* EXERCISE:
Your task is to transcribe all of the data below exactly, omitting the images.

* EXERCISE MATERIAL:
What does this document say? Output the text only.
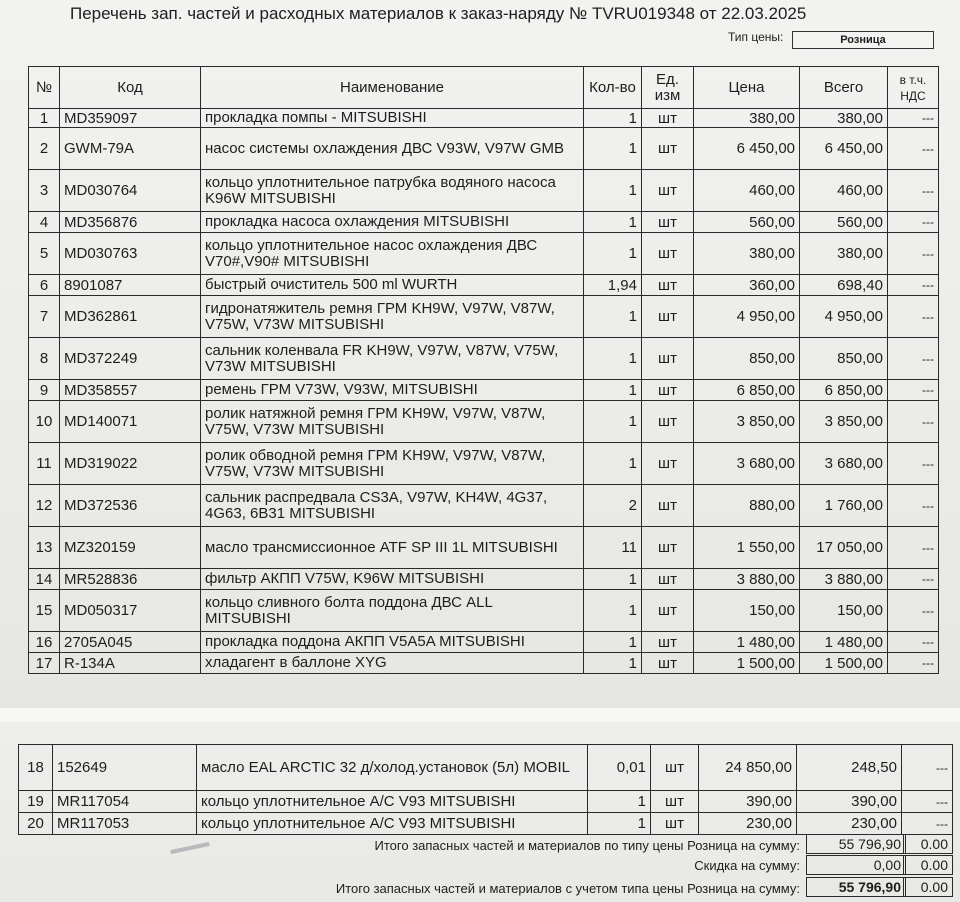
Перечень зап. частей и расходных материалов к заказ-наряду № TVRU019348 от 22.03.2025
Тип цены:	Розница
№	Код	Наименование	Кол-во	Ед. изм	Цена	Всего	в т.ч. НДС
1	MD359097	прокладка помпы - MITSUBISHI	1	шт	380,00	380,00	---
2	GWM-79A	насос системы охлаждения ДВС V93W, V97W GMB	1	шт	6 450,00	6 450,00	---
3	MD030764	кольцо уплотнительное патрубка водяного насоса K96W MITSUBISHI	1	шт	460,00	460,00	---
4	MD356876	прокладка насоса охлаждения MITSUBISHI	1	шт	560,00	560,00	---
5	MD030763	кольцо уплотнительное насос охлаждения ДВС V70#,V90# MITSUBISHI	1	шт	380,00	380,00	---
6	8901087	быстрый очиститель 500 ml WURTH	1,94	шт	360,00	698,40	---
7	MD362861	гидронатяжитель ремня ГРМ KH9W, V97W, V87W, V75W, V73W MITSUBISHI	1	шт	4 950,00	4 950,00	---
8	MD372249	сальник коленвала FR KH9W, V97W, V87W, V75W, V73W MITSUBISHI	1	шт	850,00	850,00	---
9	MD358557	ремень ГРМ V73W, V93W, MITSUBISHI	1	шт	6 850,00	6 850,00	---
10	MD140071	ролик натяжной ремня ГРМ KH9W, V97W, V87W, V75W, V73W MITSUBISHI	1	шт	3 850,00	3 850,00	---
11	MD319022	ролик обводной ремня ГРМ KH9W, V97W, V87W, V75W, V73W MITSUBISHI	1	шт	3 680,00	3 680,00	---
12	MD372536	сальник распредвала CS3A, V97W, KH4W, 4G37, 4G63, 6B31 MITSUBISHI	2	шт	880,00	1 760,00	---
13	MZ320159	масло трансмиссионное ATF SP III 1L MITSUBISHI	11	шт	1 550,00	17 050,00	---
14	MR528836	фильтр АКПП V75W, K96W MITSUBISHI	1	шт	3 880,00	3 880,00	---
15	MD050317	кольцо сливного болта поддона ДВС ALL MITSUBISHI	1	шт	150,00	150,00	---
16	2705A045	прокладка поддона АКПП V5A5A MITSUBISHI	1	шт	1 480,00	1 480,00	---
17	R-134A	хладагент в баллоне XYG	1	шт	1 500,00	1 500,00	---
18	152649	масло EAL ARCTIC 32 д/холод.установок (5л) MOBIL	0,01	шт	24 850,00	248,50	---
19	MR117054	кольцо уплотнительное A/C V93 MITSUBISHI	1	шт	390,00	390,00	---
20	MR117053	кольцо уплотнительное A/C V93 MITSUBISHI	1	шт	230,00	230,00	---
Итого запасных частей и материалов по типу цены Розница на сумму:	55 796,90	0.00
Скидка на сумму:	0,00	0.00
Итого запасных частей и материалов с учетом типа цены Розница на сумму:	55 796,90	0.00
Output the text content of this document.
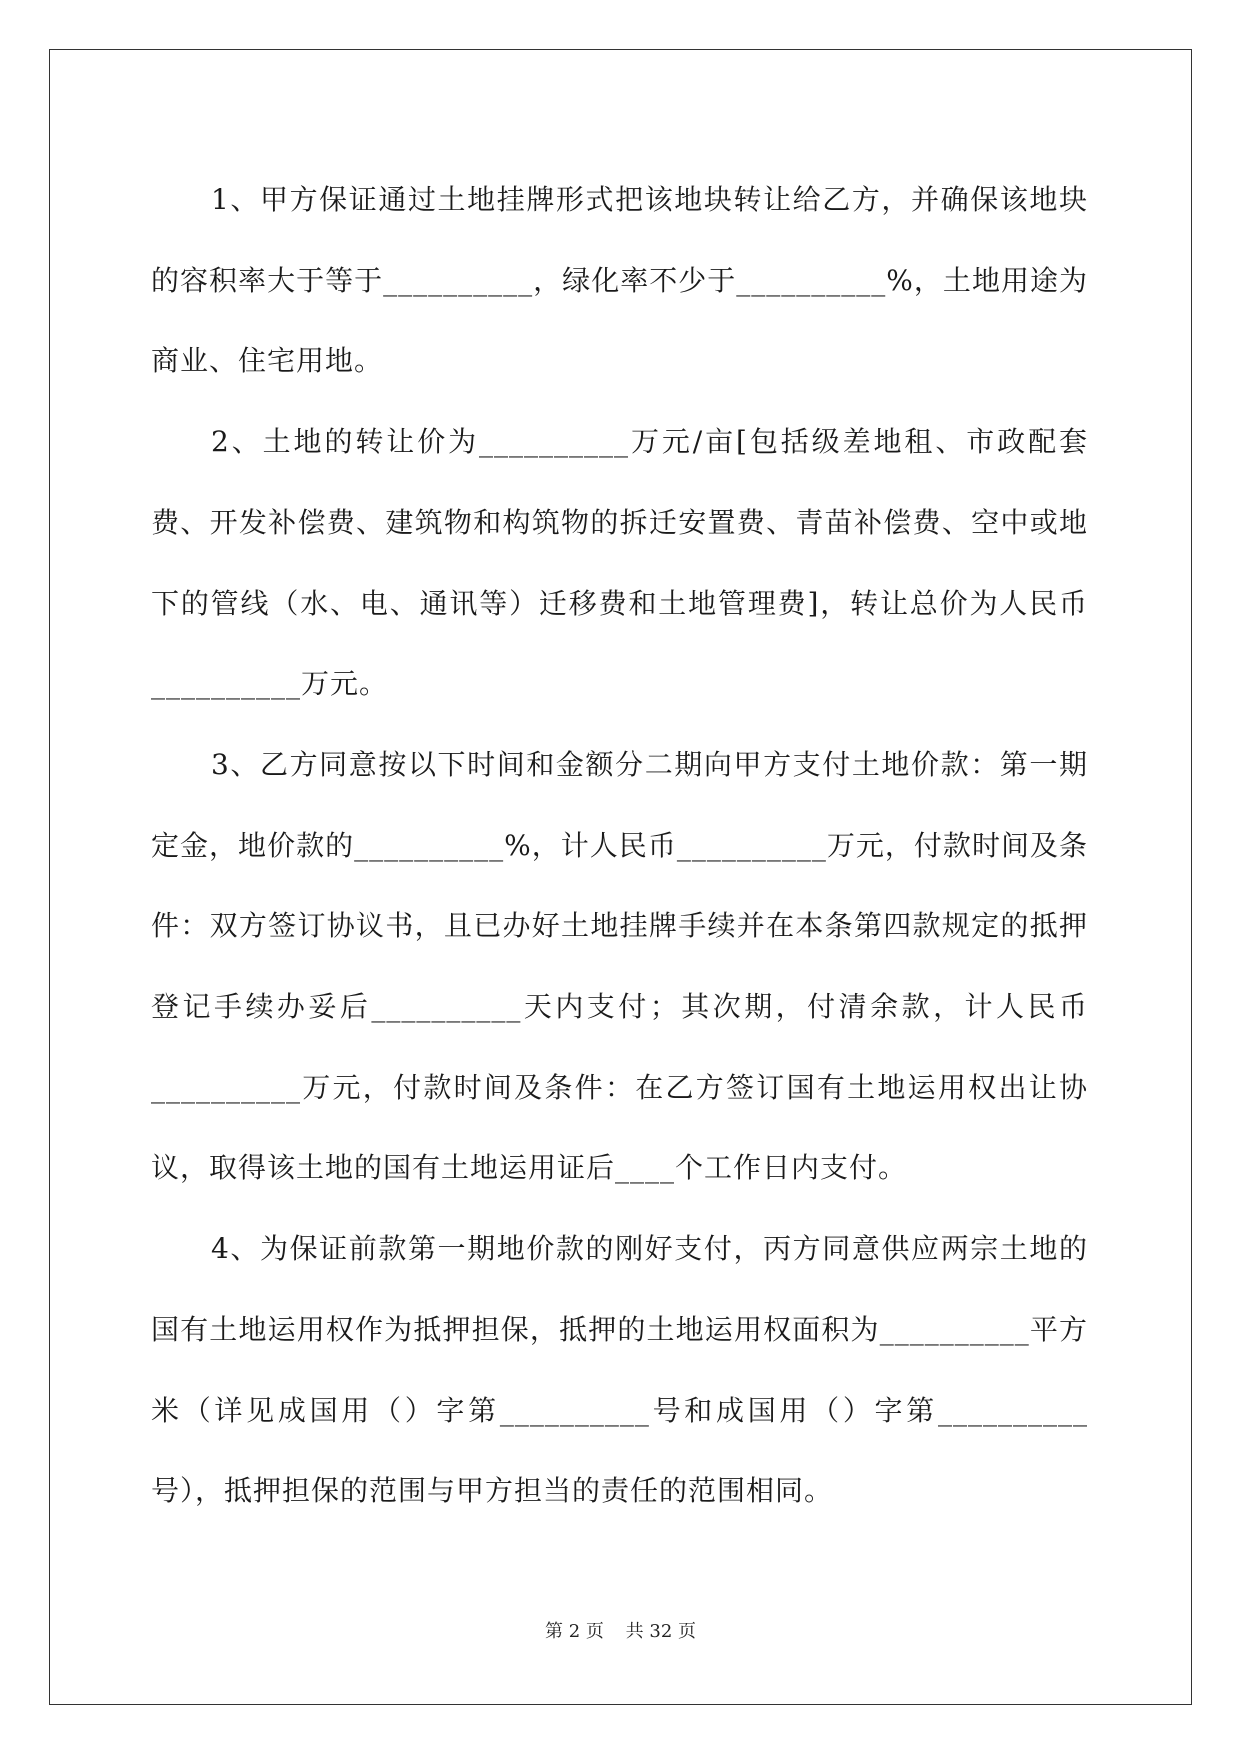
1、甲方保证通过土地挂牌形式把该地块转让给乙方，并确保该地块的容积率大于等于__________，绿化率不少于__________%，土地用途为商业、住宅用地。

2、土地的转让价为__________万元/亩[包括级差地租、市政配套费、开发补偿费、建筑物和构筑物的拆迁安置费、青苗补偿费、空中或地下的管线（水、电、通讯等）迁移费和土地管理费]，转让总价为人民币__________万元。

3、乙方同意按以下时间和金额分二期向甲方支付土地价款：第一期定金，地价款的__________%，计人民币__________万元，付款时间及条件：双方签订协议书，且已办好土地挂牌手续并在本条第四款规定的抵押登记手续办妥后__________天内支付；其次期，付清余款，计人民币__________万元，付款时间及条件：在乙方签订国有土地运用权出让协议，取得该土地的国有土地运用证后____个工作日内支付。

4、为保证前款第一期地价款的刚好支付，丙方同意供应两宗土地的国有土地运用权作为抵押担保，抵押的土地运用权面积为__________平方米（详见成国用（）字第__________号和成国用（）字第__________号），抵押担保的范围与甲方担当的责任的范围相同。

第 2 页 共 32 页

* EXERCISE ANSWER:
What does this document say? Output the text only.
Перечень зап. частей и расходных материалов к заказ-наряду № TVRU019348 от 22.03.2025
Тип цены:	Розница
№	Код	Наименование	Кол-во	Ед. изм	Цена	Всего	в т.ч. НДС
1	MD359097	прокладка помпы - MITSUBISHI	1	шт	380,00	380,00	---
2	GWM-79A	насос системы охлаждения ДВС V93W, V97W GMB	1	шт	6 450,00	6 450,00	---
3	MD030764	кольцо уплотнительное патрубка водяного насоса K96W MITSUBISHI	1	шт	460,00	460,00	---
4	MD356876	прокладка насоса охлаждения MITSUBISHI	1	шт	560,00	560,00	---
5	MD030763	кольцо уплотнительное насос охлаждения ДВС V70#,V90# MITSUBISHI	1	шт	380,00	380,00	---
6	8901087	быстрый очиститель 500 ml WURTH	1,94	шт	360,00	698,40	---
7	MD362861	гидронатяжитель ремня ГРМ KH9W, V97W, V87W, V75W, V73W MITSUBISHI	1	шт	4 950,00	4 950,00	---
8	MD372249	сальник коленвала FR KH9W, V97W, V87W, V75W, V73W MITSUBISHI	1	шт	850,00	850,00	---
9	MD358557	ремень ГРМ V73W, V93W, MITSUBISHI	1	шт	6 850,00	6 850,00	---
10	MD140071	ролик натяжной ремня ГРМ KH9W, V97W, V87W, V75W, V73W MITSUBISHI	1	шт	3 850,00	3 850,00	---
11	MD319022	ролик обводной ремня ГРМ KH9W, V97W, V87W, V75W, V73W MITSUBISHI	1	шт	3 680,00	3 680,00	---
12	MD372536	сальник распредвала CS3A, V97W, KH4W, 4G37, 4G63, 6B31 MITSUBISHI	2	шт	880,00	1 760,00	---
13	MZ320159	масло трансмиссионное ATF SP III 1L MITSUBISHI	11	шт	1 550,00	17 050,00	---
14	MR528836	фильтр АКПП V75W, K96W MITSUBISHI	1	шт	3 880,00	3 880,00	---
15	MD050317	кольцо сливного болта поддона ДВС ALL MITSUBISHI	1	шт	150,00	150,00	---
16	2705A045	прокладка поддона АКПП V5A5A MITSUBISHI	1	шт	1 480,00	1 480,00	---
17	R-134A	хладагент в баллоне XYG	1	шт	1 500,00	1 500,00	---
18	152649	масло EAL ARCTIC 32 д/холод.установок (5л) MOBIL	0,01	шт	24 850,00	248,50	---
19	MR117054	кольцо уплотнительное A/C V93 MITSUBISHI	1	шт	390,00	390,00	---
20	MR117053	кольцо уплотнительное A/C V93 MITSUBISHI	1	шт	230,00	230,00	---
Итого запасных частей и материалов по типу цены Розница на сумму:	55 796,90	0.00
Скидка на сумму:	0,00	0.00
Итого запасных частей и материалов с учетом типа цены Розница на сумму:	55 796,90	0.00
Output the text content of this document.
1、甲方保证通过土地挂牌形式把该地块转让给乙方，并确保该地块的容积率大于等于__________，绿化率不少于__________%，土地用途为商业、住宅用地。

2、土地的转让价为__________万元/亩[包括级差地租、市政配套费、开发补偿费、建筑物和构筑物的拆迁安置费、青苗补偿费、空中或地下的管线（水、电、通讯等）迁移费和土地管理费]，转让总价为人民币__________万元。

3、乙方同意按以下时间和金额分二期向甲方支付土地价款：第一期定金，地价款的__________%，计人民币__________万元，付款时间及条件：双方签订协议书，且已办好土地挂牌手续并在本条第四款规定的抵押登记手续办妥后__________天内支付；其次期，付清余款，计人民币__________万元，付款时间及条件：在乙方签订国有土地运用权出让协议，取得该土地的国有土地运用证后____个工作日内支付。

4、为保证前款第一期地价款的刚好支付，丙方同意供应两宗土地的国有土地运用权作为抵押担保，抵押的土地运用权面积为__________平方米（详见成国用（）字第__________号和成国用（）字第__________号），抵押担保的范围与甲方担当的责任的范围相同。

第 2 页 共 32 页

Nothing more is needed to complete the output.